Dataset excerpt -

## START

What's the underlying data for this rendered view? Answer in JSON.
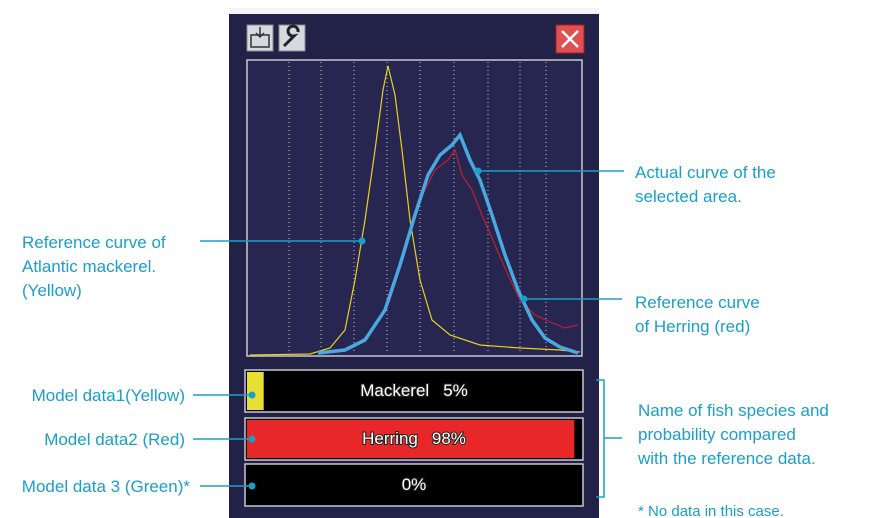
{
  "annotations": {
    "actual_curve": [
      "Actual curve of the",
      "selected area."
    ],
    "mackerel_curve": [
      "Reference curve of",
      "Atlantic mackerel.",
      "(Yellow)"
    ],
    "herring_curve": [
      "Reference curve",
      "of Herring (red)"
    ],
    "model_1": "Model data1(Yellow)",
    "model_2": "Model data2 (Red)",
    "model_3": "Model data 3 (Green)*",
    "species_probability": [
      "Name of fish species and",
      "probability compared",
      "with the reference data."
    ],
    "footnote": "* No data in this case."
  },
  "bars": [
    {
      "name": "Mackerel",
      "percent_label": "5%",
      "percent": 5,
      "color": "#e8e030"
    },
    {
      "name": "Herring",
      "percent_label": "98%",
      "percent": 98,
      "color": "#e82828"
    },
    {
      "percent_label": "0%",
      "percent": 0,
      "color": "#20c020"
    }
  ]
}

## END
## START

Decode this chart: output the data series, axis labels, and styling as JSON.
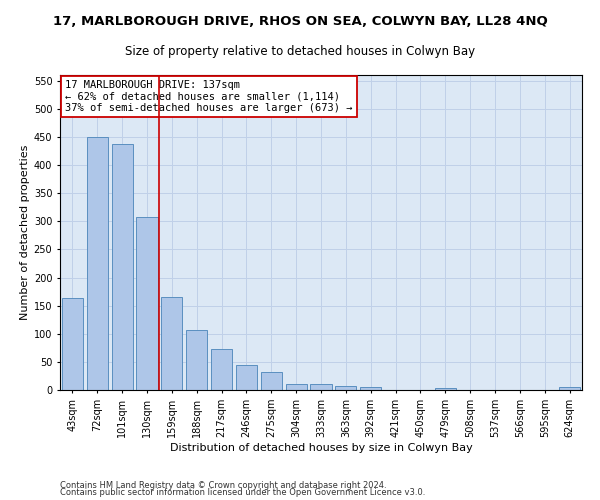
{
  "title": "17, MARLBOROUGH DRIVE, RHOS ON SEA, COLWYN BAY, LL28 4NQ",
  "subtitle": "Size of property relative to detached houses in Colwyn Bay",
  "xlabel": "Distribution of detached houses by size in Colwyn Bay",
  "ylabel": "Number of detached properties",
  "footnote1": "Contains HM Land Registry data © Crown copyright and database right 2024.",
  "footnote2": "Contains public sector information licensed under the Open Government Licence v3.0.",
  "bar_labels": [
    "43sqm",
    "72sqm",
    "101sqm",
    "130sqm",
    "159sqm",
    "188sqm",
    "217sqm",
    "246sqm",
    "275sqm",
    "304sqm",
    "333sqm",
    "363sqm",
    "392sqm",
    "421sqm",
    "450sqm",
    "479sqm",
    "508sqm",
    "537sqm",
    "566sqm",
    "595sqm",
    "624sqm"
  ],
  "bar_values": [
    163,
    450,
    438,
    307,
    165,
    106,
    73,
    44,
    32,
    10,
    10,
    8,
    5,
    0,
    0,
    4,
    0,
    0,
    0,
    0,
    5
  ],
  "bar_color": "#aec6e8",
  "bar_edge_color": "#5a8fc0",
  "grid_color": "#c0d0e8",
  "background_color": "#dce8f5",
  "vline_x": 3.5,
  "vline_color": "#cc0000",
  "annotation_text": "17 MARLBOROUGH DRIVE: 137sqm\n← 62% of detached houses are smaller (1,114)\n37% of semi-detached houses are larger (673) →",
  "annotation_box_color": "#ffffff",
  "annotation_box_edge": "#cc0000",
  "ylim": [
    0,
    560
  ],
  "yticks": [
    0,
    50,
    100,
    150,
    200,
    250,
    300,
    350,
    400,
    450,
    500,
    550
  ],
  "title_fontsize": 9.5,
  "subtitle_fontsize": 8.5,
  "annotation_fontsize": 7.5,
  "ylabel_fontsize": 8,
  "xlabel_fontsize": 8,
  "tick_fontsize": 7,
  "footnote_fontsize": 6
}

## END

Task prompt - Look through the records above and report how many lines hold the word "DRIVE", giving only the number.

Correct answer - 2